[Begin RECORD EXTRACTS]

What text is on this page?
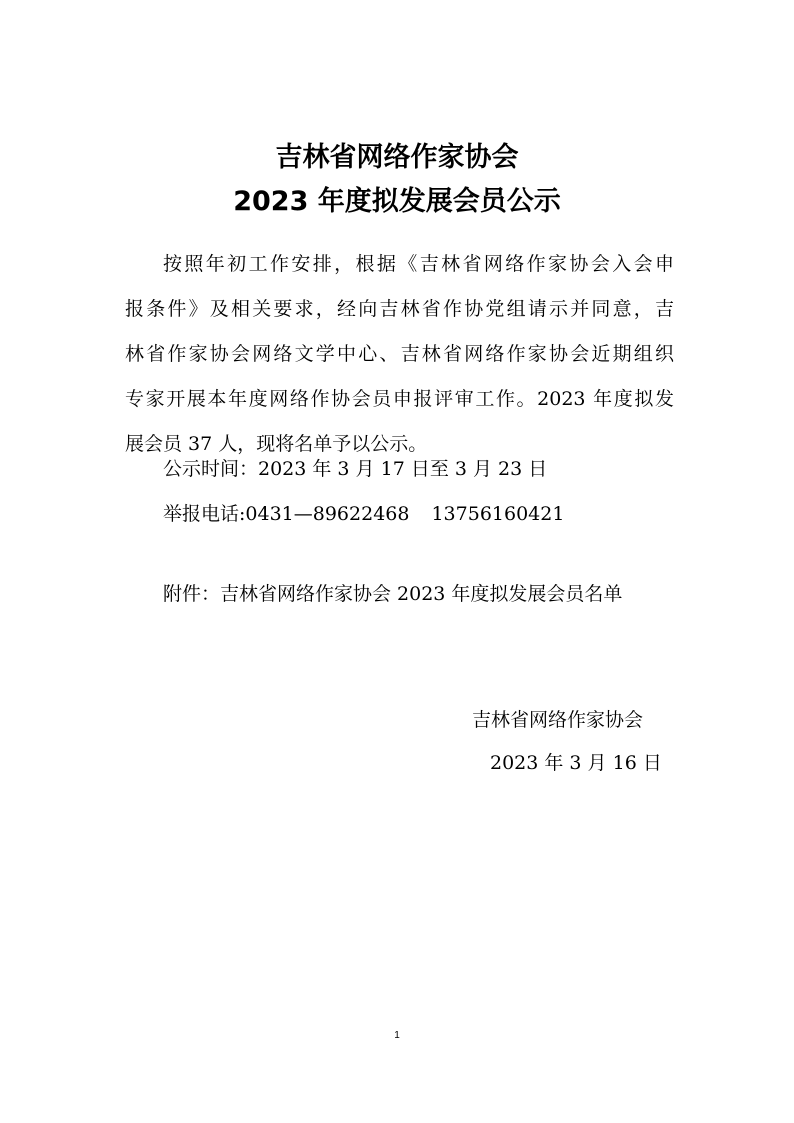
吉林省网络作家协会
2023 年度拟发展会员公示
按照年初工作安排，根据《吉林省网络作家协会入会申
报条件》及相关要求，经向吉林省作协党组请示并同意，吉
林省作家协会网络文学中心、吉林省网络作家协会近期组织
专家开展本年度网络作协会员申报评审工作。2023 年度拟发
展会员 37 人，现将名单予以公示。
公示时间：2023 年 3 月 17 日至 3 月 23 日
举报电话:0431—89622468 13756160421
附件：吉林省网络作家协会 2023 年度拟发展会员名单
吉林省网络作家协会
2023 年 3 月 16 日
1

[End RECORD EXTRACTS]
[Begin RECORD EXTRACTS]

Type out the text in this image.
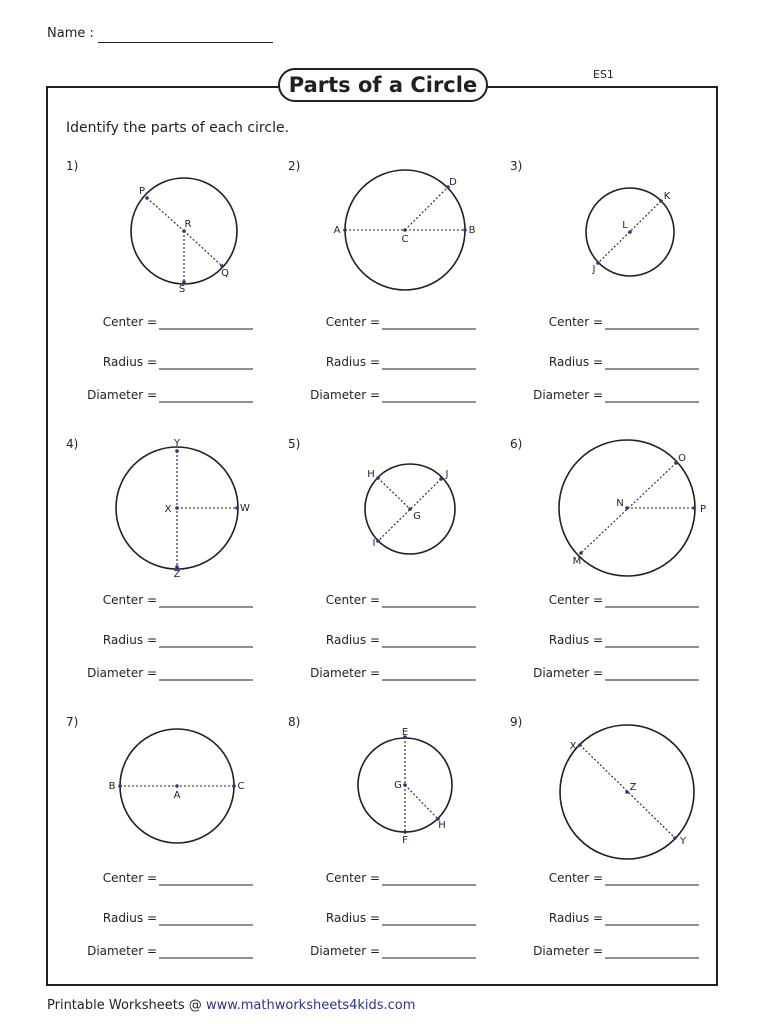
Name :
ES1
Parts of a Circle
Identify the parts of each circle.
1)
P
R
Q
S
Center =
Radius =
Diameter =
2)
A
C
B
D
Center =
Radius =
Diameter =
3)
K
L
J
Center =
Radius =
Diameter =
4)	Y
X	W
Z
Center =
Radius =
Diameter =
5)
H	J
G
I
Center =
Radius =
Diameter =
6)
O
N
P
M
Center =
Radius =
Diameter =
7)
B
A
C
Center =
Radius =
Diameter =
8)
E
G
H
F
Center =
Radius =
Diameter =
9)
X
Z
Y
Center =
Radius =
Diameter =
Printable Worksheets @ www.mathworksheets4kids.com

[End RECORD EXTRACTS]
[Begin RECORD EXTRACTS]

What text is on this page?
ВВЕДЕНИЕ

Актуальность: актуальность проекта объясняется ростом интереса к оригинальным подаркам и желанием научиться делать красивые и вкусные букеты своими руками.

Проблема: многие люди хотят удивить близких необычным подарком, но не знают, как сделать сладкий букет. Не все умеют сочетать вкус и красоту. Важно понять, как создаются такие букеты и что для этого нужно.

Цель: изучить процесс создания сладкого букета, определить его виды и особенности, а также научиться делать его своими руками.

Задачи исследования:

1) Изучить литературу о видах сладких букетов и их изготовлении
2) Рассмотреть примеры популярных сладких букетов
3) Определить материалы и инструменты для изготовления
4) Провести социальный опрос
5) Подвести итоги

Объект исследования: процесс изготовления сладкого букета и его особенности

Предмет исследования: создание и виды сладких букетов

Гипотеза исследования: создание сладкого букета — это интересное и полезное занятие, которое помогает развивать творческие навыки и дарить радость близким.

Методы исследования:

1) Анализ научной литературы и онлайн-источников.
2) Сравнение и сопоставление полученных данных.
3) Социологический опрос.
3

[End RECORD EXTRACTS]

Search the records for the string "своими" and return every line in which it occurs.

### SOLUTION TO THIS EXERCISE
Актуальность: актуальность проекта объясняется ростом интереса к оригинальным подаркам и желанием научиться делать красивые и вкусные букеты своими руками.
Цель: изучить процесс создания сладкого букета, определить его виды и особенности, а также научиться делать его своими руками.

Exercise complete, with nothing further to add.